* Available data
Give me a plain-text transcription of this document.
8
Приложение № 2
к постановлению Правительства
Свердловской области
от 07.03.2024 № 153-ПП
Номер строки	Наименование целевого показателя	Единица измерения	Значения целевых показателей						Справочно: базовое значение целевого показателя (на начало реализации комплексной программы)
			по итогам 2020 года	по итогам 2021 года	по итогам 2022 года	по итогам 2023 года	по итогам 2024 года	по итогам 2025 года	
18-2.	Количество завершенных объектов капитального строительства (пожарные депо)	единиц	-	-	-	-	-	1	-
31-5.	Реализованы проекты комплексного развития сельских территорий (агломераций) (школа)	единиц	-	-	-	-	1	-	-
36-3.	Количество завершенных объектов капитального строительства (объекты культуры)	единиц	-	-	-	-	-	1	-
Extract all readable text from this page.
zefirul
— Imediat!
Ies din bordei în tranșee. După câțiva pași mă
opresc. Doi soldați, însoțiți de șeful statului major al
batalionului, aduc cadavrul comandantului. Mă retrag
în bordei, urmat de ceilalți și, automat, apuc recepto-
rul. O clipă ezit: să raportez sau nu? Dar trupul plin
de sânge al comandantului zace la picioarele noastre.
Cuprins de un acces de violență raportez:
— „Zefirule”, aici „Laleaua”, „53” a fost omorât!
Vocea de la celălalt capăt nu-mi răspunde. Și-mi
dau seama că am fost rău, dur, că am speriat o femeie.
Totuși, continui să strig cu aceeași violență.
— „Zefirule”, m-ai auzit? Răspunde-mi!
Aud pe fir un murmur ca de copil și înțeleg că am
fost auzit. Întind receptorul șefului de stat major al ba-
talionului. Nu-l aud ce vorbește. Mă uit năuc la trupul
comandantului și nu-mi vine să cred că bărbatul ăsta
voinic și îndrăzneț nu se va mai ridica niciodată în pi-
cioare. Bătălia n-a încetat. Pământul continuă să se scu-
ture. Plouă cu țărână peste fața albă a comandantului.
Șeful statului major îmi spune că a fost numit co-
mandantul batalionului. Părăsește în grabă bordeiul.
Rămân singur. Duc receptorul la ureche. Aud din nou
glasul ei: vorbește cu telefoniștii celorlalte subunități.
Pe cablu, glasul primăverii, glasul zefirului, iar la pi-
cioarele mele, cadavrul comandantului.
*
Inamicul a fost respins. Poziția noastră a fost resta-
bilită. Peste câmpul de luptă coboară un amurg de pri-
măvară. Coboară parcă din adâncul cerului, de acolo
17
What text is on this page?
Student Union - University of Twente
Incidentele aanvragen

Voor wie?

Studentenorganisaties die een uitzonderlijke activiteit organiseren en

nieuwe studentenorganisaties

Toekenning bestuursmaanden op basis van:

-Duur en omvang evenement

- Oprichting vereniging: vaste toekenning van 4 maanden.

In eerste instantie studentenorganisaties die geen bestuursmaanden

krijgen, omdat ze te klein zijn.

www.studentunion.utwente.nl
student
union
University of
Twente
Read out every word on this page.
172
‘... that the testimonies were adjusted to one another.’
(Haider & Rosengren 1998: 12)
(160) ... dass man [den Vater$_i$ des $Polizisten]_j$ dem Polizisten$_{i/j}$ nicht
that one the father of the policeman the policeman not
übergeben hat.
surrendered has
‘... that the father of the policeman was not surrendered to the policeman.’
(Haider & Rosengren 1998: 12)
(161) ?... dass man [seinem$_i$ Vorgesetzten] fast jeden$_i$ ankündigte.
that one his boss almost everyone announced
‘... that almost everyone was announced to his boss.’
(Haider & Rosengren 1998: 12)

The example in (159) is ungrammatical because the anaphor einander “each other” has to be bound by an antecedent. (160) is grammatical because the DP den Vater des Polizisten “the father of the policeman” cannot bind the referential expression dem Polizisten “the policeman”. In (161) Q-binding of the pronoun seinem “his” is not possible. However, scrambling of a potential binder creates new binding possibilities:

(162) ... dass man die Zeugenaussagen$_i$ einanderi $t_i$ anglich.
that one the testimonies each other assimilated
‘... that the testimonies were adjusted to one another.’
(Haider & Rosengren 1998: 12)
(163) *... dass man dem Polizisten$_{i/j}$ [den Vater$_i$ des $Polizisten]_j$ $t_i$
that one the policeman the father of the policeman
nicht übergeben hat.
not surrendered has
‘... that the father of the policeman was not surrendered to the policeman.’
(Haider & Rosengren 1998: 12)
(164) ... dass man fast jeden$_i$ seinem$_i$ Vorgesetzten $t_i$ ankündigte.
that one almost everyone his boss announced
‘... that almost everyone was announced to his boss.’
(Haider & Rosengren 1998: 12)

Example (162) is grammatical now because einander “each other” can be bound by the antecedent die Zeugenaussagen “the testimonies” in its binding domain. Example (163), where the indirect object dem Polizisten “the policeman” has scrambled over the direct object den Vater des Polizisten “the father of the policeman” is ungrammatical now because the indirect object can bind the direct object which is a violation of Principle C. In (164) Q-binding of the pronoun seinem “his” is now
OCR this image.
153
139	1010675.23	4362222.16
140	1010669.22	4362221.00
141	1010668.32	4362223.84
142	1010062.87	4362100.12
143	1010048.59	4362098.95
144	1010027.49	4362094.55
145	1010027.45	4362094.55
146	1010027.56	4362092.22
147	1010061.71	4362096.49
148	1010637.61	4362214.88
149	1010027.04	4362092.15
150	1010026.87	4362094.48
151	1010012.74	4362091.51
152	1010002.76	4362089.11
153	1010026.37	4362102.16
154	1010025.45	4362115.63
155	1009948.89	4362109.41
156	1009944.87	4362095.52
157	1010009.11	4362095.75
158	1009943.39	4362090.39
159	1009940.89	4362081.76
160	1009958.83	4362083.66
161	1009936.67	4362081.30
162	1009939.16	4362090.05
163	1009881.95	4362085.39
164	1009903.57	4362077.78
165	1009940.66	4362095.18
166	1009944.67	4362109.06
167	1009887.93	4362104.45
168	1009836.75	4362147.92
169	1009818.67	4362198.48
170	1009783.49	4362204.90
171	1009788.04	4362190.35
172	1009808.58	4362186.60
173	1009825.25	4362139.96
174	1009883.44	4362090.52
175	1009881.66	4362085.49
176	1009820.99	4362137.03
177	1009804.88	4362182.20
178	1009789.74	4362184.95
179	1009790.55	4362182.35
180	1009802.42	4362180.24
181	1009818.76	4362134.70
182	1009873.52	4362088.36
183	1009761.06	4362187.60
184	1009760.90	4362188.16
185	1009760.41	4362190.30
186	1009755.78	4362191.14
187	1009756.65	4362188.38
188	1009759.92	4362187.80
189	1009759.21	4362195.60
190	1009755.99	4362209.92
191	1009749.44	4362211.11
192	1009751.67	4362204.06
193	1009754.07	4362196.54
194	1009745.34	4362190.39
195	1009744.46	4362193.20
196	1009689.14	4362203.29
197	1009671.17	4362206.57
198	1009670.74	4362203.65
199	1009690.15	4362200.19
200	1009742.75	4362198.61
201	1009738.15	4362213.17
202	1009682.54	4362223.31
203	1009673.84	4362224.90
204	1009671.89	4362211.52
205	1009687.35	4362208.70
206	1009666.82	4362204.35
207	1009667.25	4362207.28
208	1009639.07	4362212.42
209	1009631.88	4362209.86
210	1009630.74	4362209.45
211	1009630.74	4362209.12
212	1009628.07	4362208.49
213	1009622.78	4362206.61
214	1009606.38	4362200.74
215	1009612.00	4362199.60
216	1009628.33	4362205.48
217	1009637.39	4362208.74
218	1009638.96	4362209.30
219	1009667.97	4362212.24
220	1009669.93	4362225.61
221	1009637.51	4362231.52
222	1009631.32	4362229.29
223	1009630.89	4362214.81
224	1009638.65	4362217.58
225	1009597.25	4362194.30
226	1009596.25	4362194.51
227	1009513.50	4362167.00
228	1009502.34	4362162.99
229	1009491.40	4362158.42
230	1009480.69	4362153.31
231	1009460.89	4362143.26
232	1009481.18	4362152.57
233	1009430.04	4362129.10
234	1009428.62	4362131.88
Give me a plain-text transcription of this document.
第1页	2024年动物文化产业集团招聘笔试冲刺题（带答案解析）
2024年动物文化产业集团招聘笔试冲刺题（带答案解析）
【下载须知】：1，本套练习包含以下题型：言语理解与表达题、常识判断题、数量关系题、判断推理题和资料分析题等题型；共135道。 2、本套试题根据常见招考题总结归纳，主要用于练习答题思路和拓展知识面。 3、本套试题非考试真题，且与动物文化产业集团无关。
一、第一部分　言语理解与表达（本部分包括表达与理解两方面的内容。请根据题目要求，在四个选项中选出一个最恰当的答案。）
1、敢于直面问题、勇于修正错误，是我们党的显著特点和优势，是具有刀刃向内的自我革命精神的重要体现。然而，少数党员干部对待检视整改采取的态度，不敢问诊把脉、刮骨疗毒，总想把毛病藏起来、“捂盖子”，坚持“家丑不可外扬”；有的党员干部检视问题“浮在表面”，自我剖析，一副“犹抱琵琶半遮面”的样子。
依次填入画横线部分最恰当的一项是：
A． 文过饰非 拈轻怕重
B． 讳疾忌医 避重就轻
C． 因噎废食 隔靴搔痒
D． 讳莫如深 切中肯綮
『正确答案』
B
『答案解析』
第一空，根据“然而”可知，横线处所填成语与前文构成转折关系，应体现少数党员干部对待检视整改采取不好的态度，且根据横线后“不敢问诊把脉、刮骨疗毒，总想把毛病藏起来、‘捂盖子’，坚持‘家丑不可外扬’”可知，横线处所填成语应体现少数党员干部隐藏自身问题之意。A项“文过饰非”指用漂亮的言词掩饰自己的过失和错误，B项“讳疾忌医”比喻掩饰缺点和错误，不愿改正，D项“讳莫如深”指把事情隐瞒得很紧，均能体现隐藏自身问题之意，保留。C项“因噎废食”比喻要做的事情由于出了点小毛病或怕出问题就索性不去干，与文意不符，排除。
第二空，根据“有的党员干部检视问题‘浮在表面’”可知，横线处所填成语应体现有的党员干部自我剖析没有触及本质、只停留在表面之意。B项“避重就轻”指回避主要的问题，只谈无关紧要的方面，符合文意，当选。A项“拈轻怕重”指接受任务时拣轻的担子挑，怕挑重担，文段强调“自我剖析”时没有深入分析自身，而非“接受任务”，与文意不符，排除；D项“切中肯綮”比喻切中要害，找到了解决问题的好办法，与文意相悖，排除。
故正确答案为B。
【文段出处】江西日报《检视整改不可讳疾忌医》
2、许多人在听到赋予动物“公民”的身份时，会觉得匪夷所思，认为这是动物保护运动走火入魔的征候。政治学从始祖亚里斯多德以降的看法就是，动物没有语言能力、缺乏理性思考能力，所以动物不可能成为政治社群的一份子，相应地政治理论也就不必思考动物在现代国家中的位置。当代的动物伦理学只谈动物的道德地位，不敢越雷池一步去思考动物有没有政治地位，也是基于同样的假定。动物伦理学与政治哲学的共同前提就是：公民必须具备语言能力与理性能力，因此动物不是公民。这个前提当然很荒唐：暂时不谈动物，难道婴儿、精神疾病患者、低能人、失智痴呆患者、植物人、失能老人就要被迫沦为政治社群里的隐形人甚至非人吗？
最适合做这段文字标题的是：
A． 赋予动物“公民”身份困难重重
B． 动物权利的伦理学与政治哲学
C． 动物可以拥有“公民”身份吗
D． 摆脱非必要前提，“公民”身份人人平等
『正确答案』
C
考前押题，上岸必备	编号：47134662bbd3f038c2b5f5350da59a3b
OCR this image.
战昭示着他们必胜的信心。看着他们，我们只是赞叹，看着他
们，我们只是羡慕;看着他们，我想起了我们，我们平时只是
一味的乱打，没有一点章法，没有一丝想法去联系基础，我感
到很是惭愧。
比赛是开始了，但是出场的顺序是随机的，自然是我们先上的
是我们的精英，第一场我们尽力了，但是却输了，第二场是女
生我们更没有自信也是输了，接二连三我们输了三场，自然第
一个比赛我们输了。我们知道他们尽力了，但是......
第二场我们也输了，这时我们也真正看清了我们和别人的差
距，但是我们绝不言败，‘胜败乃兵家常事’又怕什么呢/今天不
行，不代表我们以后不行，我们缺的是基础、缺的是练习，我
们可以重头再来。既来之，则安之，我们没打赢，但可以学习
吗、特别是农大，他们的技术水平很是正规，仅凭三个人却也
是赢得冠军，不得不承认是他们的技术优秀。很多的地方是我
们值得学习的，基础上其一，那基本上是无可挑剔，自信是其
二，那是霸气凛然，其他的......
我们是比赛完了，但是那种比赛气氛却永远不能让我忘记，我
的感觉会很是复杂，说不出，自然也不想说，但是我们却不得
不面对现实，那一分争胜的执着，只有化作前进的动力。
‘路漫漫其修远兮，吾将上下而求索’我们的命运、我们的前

* Task to carry out
Pick out each line that holds the string "this".

* Output below
Give me a plain-text transcription of this document.
Extract all readable text from this page.
What text is on this page?
Read out every word on this page.
OCR this image.
Give me a plain-text transcription of this document.
OCR this image.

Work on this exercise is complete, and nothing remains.